DIRECTION →
Transcribe all of the material exactly. Any picture in it should be left out.

SUPPLIED INFORMATION →
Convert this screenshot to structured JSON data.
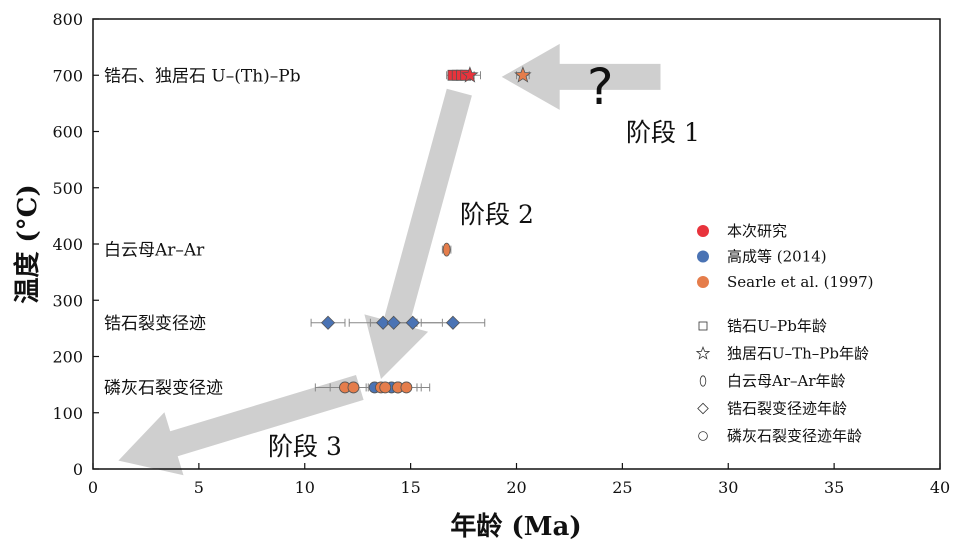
{
  "chart_data": {
    "type": "scatter",
    "xlabel": "年龄 (Ma)",
    "ylabel": "温度 (°C)",
    "xlim": [
      0,
      40
    ],
    "ylim": [
      0,
      800
    ],
    "xticks": [
      0,
      5,
      10,
      15,
      20,
      25,
      30,
      35,
      40
    ],
    "yticks": [
      0,
      100,
      200,
      300,
      400,
      500,
      600,
      700,
      800
    ],
    "category_labels": [
      {
        "text": "锆石、独居石 U–(Th)–Pb",
        "y": 700
      },
      {
        "text": "白云母Ar–Ar",
        "y": 390
      },
      {
        "text": "锆石裂变径迹",
        "y": 260
      },
      {
        "text": "磷灰石裂变径迹",
        "y": 145
      }
    ],
    "stage_labels": [
      "阶段 1",
      "阶段 2",
      "阶段 3"
    ],
    "unknown_mark": "?",
    "legend": {
      "sources": [
        {
          "label": "本次研究",
          "color": "#e8333c"
        },
        {
          "label": "高成等 (2014)",
          "color": "#4a73b4"
        },
        {
          "label": "Searle et al. (1997)",
          "color": "#e57d4b"
        }
      ],
      "shapes": [
        {
          "label": "锆石U–Pb年龄",
          "shape": "square"
        },
        {
          "label": "独居石U–Th–Pb年龄",
          "shape": "star"
        },
        {
          "label": "白云母Ar–Ar年龄",
          "shape": "ellipse"
        },
        {
          "label": "锆石裂变径迹年龄",
          "shape": "diamond"
        },
        {
          "label": "磷灰石裂变径迹年龄",
          "shape": "circle"
        }
      ]
    },
    "series": [
      {
        "name": "锆石U–Pb年龄",
        "source": "本次研究",
        "shape": "square",
        "color": "#e8333c",
        "points": [
          {
            "x": 17.0,
            "y": 700,
            "err": 0.3
          },
          {
            "x": 17.2,
            "y": 700,
            "err": 0.3
          },
          {
            "x": 17.4,
            "y": 700,
            "err": 0.3
          },
          {
            "x": 17.6,
            "y": 700,
            "err": 0.4
          }
        ]
      },
      {
        "name": "独居石U–Th–Pb年龄",
        "source": "本次研究",
        "shape": "star",
        "color": "#e8333c",
        "points": [
          {
            "x": 17.8,
            "y": 700,
            "err": 0.5
          }
        ]
      },
      {
        "name": "独居石U–Th–Pb年龄",
        "source": "Searle et al. (1997)",
        "shape": "star",
        "color": "#e57d4b",
        "points": [
          {
            "x": 20.3,
            "y": 700,
            "err": 0.3
          }
        ]
      },
      {
        "name": "白云母Ar–Ar年龄",
        "source": "Searle et al. (1997)",
        "shape": "ellipse",
        "color": "#e57d4b",
        "points": [
          {
            "x": 16.7,
            "y": 390,
            "err": 0.2
          }
        ]
      },
      {
        "name": "锆石裂变径迹年龄",
        "source": "高成等 (2014)",
        "shape": "diamond",
        "color": "#4a73b4",
        "points": [
          {
            "x": 11.1,
            "y": 260,
            "err": 0.8
          },
          {
            "x": 13.7,
            "y": 260,
            "err": 1.6
          },
          {
            "x": 14.2,
            "y": 260,
            "err": 1.1
          },
          {
            "x": 15.1,
            "y": 260,
            "err": 1.4
          },
          {
            "x": 17.0,
            "y": 260,
            "err": 1.5
          }
        ]
      },
      {
        "name": "磷灰石裂变径迹年龄",
        "source": "高成等 (2014)",
        "shape": "circle",
        "color": "#4a73b4",
        "points": [
          {
            "x": 13.3,
            "y": 145,
            "err": 1.2
          },
          {
            "x": 14.1,
            "y": 145,
            "err": 1.2
          },
          {
            "x": 14.4,
            "y": 145,
            "err": 1.1
          }
        ]
      },
      {
        "name": "磷灰石裂变径迹年龄",
        "source": "Searle et al. (1997)",
        "shape": "circle",
        "color": "#e57d4b",
        "points": [
          {
            "x": 11.9,
            "y": 145,
            "err": 1.4
          },
          {
            "x": 12.3,
            "y": 145,
            "err": 1.1
          },
          {
            "x": 13.6,
            "y": 145,
            "err": 1.2
          },
          {
            "x": 13.8,
            "y": 145,
            "err": 0.8
          },
          {
            "x": 14.4,
            "y": 145,
            "err": 0.9
          },
          {
            "x": 14.8,
            "y": 145,
            "err": 1.1
          }
        ]
      }
    ],
    "path_arrows": [
      {
        "name": "stage-1",
        "from": [
          26.8,
          697
        ],
        "to": [
          19.3,
          697
        ]
      },
      {
        "name": "stage-2",
        "from": [
          17.3,
          670
        ],
        "to": [
          13.6,
          160
        ]
      },
      {
        "name": "stage-3",
        "from": [
          12.6,
          145
        ],
        "to": [
          1.2,
          15
        ]
      }
    ]
  }
}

RESULT OF THIS EXERCISE →
Convert this screenshot to structured JSON data.
{
  "chart_data": {
    "type": "scatter",
    "xlabel": "年龄 (Ma)",
    "ylabel": "温度 (°C)",
    "xlim": [
      0,
      40
    ],
    "ylim": [
      0,
      800
    ],
    "xticks": [
      0,
      5,
      10,
      15,
      20,
      25,
      30,
      35,
      40
    ],
    "yticks": [
      0,
      100,
      200,
      300,
      400,
      500,
      600,
      700,
      800
    ],
    "category_labels": [
      {
        "text": "锆石、独居石 U–(Th)–Pb",
        "y": 700
      },
      {
        "text": "白云母Ar–Ar",
        "y": 390
      },
      {
        "text": "锆石裂变径迹",
        "y": 260
      },
      {
        "text": "磷灰石裂变径迹",
        "y": 145
      }
    ],
    "stage_labels": [
      "阶段 1",
      "阶段 2",
      "阶段 3"
    ],
    "unknown_mark": "?",
    "legend": {
      "sources": [
        {
          "label": "本次研究",
          "color": "#e8333c"
        },
        {
          "label": "高成等 (2014)",
          "color": "#4a73b4"
        },
        {
          "label": "Searle et al. (1997)",
          "color": "#e57d4b"
        }
      ],
      "shapes": [
        {
          "label": "锆石U–Pb年龄",
          "shape": "square"
        },
        {
          "label": "独居石U–Th–Pb年龄",
          "shape": "star"
        },
        {
          "label": "白云母Ar–Ar年龄",
          "shape": "ellipse"
        },
        {
          "label": "锆石裂变径迹年龄",
          "shape": "diamond"
        },
        {
          "label": "磷灰石裂变径迹年龄",
          "shape": "circle"
        }
      ]
    },
    "series": [
      {
        "name": "锆石U–Pb年龄",
        "source": "本次研究",
        "shape": "square",
        "color": "#e8333c",
        "points": [
          {
            "x": 17.0,
            "y": 700,
            "err": 0.3
          },
          {
            "x": 17.2,
            "y": 700,
            "err": 0.3
          },
          {
            "x": 17.4,
            "y": 700,
            "err": 0.3
          },
          {
            "x": 17.6,
            "y": 700,
            "err": 0.4
          }
        ]
      },
      {
        "name": "独居石U–Th–Pb年龄",
        "source": "本次研究",
        "shape": "star",
        "color": "#e8333c",
        "points": [
          {
            "x": 17.8,
            "y": 700,
            "err": 0.5
          }
        ]
      },
      {
        "name": "独居石U–Th–Pb年龄",
        "source": "Searle et al. (1997)",
        "shape": "star",
        "color": "#e57d4b",
        "points": [
          {
            "x": 20.3,
            "y": 700,
            "err": 0.3
          }
        ]
      },
      {
        "name": "白云母Ar–Ar年龄",
        "source": "Searle et al. (1997)",
        "shape": "ellipse",
        "color": "#e57d4b",
        "points": [
          {
            "x": 16.7,
            "y": 390,
            "err": 0.2
          }
        ]
      },
      {
        "name": "锆石裂变径迹年龄",
        "source": "高成等 (2014)",
        "shape": "diamond",
        "color": "#4a73b4",
        "points": [
          {
            "x": 11.1,
            "y": 260,
            "err": 0.8
          },
          {
            "x": 13.7,
            "y": 260,
            "err": 1.6
          },
          {
            "x": 14.2,
            "y": 260,
            "err": 1.1
          },
          {
            "x": 15.1,
            "y": 260,
            "err": 1.4
          },
          {
            "x": 17.0,
            "y": 260,
            "err": 1.5
          }
        ]
      },
      {
        "name": "磷灰石裂变径迹年龄",
        "source": "高成等 (2014)",
        "shape": "circle",
        "color": "#4a73b4",
        "points": [
          {
            "x": 13.3,
            "y": 145,
            "err": 1.2
          },
          {
            "x": 14.1,
            "y": 145,
            "err": 1.2
          },
          {
            "x": 14.4,
            "y": 145,
            "err": 1.1
          }
        ]
      },
      {
        "name": "磷灰石裂变径迹年龄",
        "source": "Searle et al. (1997)",
        "shape": "circle",
        "color": "#e57d4b",
        "points": [
          {
            "x": 11.9,
            "y": 145,
            "err": 1.4
          },
          {
            "x": 12.3,
            "y": 145,
            "err": 1.1
          },
          {
            "x": 13.6,
            "y": 145,
            "err": 1.2
          },
          {
            "x": 13.8,
            "y": 145,
            "err": 0.8
          },
          {
            "x": 14.4,
            "y": 145,
            "err": 0.9
          },
          {
            "x": 14.8,
            "y": 145,
            "err": 1.1
          }
        ]
      }
    ],
    "path_arrows": [
      {
        "name": "stage-1",
        "from": [
          26.8,
          697
        ],
        "to": [
          19.3,
          697
        ]
      },
      {
        "name": "stage-2",
        "from": [
          17.3,
          670
        ],
        "to": [
          13.6,
          160
        ]
      },
      {
        "name": "stage-3",
        "from": [
          12.6,
          145
        ],
        "to": [
          1.2,
          15
        ]
      }
    ]
  }
}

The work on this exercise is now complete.